Work to complete: Copy out every line of the records where the string "channel" occurs.

Entries:
★ ★ ★
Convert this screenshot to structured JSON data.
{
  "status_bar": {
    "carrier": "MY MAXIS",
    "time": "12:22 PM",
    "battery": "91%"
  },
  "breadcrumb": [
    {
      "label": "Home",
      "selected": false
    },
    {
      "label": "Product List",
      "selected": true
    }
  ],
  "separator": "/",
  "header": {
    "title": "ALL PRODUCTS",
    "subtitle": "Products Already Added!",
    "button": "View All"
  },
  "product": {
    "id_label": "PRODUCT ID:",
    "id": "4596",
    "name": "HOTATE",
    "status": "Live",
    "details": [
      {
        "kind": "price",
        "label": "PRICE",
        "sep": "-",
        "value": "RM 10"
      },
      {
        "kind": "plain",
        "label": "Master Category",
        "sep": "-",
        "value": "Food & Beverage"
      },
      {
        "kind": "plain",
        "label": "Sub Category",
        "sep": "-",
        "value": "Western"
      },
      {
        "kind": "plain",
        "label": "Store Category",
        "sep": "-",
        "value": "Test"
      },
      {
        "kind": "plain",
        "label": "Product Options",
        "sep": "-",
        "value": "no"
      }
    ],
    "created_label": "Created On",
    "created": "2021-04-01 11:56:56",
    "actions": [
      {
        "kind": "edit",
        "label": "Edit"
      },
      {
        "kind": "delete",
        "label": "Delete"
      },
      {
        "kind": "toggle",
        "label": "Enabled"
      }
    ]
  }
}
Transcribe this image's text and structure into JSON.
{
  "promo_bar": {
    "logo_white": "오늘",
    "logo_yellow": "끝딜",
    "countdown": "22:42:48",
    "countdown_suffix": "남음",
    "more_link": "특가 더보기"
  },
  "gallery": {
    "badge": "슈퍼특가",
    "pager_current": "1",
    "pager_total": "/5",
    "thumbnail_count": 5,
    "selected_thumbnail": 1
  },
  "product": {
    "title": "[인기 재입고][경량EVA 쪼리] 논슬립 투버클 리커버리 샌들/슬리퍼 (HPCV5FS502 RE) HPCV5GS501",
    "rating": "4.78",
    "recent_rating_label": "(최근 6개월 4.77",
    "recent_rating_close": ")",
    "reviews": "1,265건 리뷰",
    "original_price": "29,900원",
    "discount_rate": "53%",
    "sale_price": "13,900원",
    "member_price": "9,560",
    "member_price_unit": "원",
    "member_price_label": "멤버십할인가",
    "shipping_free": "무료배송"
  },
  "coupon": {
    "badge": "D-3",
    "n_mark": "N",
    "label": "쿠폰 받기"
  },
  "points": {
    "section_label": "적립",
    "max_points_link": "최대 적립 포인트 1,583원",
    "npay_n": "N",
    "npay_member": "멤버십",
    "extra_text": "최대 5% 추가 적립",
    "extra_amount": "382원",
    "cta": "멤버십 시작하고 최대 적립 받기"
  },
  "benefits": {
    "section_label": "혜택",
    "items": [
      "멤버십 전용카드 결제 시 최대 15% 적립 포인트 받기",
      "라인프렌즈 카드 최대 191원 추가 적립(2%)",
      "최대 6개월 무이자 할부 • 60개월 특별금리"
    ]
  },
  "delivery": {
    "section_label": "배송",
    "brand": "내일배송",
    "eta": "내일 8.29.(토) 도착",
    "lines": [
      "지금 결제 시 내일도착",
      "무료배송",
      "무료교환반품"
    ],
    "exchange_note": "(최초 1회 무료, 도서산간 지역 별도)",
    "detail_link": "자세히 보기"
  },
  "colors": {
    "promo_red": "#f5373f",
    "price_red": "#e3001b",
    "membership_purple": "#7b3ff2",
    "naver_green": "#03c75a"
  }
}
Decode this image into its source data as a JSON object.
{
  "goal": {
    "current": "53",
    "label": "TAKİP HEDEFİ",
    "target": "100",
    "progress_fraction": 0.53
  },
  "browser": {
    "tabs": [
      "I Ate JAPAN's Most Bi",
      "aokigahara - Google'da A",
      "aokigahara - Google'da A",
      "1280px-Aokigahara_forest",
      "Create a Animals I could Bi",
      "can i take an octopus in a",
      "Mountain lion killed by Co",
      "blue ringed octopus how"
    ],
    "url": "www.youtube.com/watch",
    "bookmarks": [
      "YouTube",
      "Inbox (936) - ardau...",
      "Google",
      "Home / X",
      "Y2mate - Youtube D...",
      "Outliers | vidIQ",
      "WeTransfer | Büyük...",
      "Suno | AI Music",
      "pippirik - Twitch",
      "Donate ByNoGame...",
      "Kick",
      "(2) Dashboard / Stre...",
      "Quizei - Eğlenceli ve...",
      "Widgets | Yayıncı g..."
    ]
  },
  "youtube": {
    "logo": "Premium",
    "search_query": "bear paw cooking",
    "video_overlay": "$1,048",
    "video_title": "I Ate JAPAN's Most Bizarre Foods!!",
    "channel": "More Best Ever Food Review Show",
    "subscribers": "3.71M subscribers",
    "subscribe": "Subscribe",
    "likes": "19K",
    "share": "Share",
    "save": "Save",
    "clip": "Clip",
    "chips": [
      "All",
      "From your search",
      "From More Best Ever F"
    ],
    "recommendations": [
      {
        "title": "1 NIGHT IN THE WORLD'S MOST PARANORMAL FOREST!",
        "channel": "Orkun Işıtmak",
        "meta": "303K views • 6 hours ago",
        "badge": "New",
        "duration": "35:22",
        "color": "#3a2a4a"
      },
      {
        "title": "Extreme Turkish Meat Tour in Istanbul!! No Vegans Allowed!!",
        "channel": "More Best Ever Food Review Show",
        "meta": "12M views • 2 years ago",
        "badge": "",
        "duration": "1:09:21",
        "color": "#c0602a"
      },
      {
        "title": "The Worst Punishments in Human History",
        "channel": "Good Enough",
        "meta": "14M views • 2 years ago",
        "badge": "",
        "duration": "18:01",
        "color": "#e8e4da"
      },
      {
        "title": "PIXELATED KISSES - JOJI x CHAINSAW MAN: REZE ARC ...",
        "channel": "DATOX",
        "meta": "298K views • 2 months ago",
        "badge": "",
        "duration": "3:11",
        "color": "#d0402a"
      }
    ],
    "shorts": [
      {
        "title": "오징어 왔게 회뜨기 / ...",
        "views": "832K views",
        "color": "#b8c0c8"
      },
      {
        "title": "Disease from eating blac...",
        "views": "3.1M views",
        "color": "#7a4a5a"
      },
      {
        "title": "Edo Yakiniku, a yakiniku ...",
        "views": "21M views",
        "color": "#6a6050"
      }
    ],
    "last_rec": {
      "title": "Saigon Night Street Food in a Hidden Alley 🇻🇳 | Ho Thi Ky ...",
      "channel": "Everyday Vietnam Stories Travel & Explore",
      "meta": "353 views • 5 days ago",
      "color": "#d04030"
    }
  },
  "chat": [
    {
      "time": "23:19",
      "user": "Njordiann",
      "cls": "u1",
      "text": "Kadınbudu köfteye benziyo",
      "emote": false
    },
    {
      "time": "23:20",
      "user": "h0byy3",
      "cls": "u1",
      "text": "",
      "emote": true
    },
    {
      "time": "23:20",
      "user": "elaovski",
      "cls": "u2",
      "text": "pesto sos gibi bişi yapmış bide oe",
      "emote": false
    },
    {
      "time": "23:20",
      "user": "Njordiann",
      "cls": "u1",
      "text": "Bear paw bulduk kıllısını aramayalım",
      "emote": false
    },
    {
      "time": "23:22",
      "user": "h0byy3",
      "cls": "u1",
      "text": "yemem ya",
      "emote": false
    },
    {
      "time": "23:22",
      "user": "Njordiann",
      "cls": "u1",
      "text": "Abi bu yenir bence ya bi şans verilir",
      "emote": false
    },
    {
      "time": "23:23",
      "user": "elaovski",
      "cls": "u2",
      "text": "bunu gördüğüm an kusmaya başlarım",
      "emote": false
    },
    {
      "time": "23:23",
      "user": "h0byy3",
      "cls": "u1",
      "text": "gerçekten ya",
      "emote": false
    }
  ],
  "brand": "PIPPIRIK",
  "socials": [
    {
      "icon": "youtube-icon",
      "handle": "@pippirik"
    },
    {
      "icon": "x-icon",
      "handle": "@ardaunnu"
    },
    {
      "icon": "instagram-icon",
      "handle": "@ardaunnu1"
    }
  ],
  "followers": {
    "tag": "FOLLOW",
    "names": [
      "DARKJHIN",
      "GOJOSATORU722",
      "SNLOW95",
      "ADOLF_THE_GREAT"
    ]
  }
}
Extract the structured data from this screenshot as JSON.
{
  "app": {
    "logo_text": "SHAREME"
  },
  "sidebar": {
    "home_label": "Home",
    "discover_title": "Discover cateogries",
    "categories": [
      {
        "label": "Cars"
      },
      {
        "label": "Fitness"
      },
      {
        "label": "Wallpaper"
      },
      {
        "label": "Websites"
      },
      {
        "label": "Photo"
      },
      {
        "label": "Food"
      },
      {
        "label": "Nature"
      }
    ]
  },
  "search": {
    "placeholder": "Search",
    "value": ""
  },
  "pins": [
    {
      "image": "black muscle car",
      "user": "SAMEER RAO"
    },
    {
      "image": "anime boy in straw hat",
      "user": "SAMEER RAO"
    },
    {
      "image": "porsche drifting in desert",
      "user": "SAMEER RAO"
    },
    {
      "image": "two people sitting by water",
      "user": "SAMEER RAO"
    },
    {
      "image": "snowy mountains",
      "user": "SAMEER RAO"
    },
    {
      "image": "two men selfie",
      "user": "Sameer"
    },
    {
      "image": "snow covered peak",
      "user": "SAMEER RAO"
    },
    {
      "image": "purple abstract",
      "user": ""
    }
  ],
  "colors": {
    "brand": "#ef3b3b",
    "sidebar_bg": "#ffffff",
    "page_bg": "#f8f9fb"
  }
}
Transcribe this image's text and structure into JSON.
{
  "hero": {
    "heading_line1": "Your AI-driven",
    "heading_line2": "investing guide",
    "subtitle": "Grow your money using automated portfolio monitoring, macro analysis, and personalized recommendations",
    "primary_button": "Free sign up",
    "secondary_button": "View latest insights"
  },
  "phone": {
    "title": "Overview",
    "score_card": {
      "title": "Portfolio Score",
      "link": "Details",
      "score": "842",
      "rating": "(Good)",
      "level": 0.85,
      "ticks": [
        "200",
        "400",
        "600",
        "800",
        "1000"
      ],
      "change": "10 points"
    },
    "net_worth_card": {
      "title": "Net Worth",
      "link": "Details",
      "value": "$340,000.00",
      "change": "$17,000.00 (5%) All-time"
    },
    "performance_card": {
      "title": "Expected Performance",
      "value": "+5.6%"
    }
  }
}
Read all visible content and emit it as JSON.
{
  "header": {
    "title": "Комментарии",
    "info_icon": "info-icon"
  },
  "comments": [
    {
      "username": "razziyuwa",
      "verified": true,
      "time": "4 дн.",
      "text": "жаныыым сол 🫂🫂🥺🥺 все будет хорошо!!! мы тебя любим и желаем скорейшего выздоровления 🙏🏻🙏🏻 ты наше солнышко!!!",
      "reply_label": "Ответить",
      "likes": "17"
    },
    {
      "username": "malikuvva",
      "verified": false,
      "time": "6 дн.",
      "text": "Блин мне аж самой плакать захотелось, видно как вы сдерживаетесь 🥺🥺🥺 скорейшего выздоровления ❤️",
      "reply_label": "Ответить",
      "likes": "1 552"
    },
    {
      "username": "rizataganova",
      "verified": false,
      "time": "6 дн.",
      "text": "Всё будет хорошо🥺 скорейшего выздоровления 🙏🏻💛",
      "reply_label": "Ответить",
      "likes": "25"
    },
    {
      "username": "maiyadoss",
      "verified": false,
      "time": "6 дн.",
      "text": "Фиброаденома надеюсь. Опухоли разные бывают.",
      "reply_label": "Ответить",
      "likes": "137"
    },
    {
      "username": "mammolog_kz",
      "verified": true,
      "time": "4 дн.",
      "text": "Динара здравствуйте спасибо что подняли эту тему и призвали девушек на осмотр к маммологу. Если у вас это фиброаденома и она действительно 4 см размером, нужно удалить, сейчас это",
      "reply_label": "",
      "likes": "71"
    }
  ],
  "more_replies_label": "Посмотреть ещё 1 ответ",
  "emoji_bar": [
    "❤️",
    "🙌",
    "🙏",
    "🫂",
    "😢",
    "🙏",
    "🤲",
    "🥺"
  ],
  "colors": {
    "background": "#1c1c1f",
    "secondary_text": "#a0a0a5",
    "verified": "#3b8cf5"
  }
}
★ ★ ★
Written response:
    "channel": "More Best Ever Food Review Show",
        "channel": "Orkun Işıtmak",
        "channel": "More Best Ever Food Review Show",
        "channel": "Good Enough",
        "channel": "DATOX",
      "channel": "Everyday Vietnam Stories Travel & Explore",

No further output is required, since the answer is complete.